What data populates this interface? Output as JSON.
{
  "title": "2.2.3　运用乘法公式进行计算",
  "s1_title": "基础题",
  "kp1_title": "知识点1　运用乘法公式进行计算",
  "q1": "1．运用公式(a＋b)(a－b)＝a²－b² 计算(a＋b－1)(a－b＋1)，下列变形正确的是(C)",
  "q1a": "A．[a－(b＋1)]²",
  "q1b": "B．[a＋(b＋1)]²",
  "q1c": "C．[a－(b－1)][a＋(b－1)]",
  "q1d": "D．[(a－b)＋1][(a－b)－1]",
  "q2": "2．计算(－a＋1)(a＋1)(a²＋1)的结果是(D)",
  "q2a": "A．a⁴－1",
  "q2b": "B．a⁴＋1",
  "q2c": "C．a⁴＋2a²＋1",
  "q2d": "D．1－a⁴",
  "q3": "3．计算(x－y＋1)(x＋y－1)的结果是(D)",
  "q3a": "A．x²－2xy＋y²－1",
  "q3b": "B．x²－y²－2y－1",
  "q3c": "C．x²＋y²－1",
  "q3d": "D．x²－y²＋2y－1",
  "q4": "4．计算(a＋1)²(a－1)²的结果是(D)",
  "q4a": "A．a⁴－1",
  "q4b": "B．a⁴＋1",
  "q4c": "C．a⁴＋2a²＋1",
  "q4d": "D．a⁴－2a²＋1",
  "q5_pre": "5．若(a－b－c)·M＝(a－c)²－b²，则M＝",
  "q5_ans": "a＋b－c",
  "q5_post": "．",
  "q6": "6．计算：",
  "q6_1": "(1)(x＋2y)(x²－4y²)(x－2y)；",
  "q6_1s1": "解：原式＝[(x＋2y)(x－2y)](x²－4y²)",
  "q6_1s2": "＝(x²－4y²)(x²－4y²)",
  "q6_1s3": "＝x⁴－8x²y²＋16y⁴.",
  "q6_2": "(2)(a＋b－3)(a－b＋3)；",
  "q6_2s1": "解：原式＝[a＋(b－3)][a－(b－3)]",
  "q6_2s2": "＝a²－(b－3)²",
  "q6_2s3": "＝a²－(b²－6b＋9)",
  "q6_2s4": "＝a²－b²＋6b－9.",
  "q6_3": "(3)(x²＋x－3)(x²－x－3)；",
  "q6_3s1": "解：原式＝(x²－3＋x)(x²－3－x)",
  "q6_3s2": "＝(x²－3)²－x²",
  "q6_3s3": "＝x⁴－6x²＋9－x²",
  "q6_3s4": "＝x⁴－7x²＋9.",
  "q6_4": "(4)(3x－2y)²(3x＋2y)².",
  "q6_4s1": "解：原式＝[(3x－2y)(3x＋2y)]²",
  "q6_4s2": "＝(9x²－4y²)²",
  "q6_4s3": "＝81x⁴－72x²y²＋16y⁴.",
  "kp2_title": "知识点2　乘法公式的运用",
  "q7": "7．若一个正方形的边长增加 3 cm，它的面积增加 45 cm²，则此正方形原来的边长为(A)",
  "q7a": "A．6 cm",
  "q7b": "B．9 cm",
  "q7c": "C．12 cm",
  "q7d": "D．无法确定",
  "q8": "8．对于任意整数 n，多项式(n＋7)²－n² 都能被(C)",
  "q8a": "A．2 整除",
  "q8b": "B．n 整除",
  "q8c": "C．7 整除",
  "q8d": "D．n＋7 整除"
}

★ ★ ★

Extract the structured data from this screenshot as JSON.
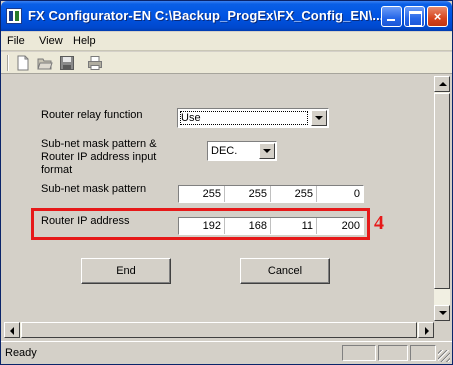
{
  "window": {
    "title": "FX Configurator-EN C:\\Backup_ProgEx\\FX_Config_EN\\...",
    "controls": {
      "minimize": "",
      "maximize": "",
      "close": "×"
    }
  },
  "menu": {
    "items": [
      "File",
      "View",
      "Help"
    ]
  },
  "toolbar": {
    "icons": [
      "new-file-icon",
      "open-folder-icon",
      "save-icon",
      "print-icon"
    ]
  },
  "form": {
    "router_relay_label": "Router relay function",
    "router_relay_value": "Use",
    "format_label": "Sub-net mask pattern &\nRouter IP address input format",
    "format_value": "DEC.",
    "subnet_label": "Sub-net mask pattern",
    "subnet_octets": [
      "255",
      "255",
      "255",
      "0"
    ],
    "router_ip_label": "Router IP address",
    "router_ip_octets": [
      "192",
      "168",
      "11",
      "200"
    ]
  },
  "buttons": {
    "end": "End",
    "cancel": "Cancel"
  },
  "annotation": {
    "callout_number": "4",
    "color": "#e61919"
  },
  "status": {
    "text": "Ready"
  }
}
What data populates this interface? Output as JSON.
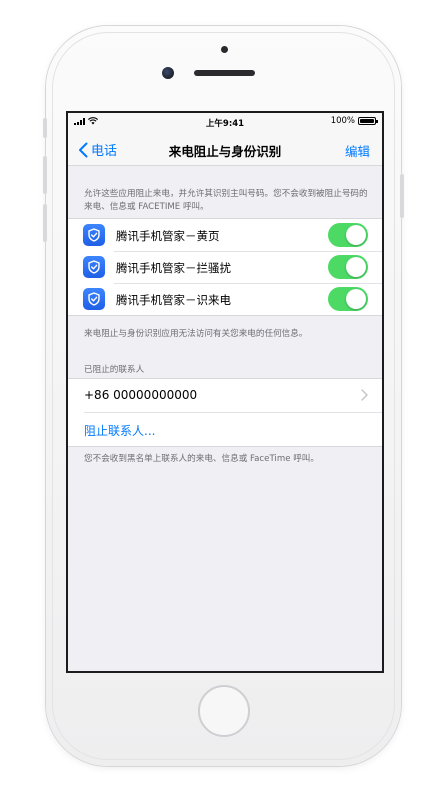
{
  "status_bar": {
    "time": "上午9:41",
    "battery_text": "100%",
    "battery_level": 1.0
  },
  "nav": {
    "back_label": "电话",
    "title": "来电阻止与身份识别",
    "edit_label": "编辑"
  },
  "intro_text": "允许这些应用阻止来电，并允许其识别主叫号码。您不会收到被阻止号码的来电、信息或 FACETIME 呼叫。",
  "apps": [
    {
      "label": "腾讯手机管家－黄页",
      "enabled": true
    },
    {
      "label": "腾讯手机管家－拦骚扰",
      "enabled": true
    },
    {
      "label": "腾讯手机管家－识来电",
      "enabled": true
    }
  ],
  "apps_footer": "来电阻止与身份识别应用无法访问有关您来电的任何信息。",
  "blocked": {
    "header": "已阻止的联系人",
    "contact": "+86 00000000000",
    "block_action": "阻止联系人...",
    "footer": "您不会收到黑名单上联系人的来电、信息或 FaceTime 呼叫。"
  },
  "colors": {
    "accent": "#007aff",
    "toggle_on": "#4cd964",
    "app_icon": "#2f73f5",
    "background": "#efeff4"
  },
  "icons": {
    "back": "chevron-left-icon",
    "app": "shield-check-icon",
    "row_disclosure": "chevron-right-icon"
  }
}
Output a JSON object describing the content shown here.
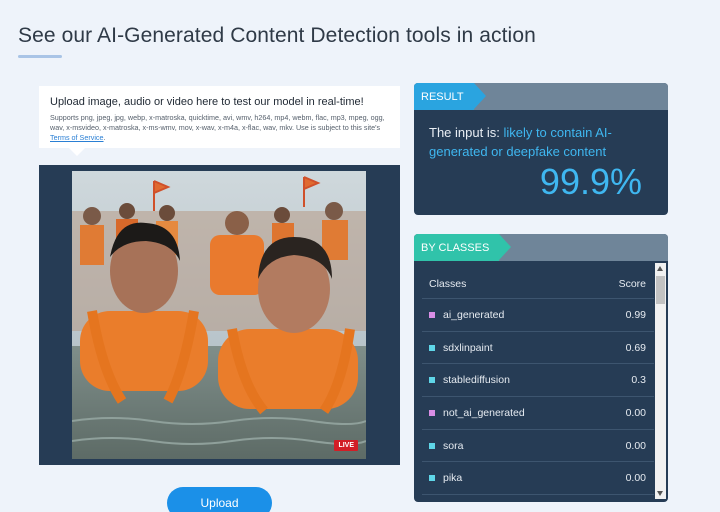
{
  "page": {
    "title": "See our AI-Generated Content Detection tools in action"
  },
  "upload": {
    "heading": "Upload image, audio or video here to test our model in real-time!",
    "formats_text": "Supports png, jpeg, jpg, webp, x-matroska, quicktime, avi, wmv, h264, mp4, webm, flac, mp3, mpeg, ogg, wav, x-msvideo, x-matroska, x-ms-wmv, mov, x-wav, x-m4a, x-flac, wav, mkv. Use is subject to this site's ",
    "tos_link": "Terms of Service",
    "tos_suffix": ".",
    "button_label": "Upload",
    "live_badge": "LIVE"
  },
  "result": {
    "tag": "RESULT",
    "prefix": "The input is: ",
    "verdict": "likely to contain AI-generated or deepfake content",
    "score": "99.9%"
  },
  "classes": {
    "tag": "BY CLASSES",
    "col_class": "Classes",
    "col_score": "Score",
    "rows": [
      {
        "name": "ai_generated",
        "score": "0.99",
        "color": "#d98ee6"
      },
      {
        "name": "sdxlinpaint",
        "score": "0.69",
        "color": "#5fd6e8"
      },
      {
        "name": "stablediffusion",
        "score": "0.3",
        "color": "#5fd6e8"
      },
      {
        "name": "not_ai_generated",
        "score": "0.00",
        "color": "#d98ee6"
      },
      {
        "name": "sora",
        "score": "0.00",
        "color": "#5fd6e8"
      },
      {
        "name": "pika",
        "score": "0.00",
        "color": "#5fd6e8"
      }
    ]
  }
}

★ ★ ★

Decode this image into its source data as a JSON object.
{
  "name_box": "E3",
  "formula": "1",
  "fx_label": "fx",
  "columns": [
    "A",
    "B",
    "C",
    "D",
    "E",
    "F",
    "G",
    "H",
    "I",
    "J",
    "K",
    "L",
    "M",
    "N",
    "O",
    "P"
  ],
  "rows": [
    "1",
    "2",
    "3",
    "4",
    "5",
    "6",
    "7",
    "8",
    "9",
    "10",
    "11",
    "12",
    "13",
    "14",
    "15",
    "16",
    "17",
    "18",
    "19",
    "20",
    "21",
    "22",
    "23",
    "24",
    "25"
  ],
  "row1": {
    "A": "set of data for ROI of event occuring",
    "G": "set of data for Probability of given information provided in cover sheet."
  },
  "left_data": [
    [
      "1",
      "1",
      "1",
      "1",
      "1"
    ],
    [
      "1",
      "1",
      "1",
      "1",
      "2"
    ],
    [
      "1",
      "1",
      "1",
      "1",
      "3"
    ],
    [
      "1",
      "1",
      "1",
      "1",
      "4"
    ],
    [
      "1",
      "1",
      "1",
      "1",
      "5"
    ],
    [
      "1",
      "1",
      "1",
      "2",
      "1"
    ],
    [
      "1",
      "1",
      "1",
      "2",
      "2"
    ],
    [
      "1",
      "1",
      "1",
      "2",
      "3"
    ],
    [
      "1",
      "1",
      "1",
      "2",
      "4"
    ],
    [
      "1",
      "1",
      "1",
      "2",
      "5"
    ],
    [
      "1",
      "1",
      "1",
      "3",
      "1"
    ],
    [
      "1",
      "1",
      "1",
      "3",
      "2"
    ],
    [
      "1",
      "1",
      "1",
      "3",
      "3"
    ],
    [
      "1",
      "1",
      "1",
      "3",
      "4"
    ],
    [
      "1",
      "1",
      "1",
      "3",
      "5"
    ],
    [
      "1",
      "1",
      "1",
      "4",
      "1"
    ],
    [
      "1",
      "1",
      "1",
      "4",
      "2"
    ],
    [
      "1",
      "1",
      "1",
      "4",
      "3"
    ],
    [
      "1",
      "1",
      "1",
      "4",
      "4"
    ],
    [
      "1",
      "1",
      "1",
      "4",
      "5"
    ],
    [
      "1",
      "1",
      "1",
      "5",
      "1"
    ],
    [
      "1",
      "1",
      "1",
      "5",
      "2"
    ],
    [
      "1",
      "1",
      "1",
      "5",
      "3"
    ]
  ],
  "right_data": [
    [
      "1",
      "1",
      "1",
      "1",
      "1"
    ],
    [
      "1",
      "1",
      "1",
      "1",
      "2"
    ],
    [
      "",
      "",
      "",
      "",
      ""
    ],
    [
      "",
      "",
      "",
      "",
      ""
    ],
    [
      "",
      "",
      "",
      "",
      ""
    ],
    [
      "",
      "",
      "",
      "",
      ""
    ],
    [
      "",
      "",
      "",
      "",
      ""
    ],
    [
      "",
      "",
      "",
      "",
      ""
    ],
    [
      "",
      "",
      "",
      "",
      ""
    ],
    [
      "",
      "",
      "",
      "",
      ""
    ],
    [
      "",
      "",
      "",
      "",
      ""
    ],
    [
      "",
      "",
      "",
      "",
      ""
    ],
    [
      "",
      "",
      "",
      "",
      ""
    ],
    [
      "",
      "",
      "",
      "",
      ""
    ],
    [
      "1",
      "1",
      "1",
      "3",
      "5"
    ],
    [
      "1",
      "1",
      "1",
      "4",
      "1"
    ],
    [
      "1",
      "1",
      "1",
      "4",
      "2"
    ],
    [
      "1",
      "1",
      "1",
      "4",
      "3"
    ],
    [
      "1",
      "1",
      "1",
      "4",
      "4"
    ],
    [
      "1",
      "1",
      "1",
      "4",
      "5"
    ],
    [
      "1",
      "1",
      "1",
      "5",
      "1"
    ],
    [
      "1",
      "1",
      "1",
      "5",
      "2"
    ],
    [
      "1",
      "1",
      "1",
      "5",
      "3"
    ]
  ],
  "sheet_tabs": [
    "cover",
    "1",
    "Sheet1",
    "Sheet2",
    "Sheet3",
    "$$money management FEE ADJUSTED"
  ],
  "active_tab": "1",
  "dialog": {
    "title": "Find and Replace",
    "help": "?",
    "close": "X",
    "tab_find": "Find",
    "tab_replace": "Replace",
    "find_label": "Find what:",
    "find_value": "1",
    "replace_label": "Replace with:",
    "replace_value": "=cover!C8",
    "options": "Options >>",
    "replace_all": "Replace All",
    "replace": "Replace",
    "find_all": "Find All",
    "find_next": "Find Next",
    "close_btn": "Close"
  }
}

★ ★ ★

__What to work on__: Search the data above for the word "运用乘法公式进行计算", then gather each line in which it appears.

__Answer to the exercise__:
  "title": "2.2.3　运用乘法公式进行计算",
  "kp1_title": "知识点1　运用乘法公式进行计算",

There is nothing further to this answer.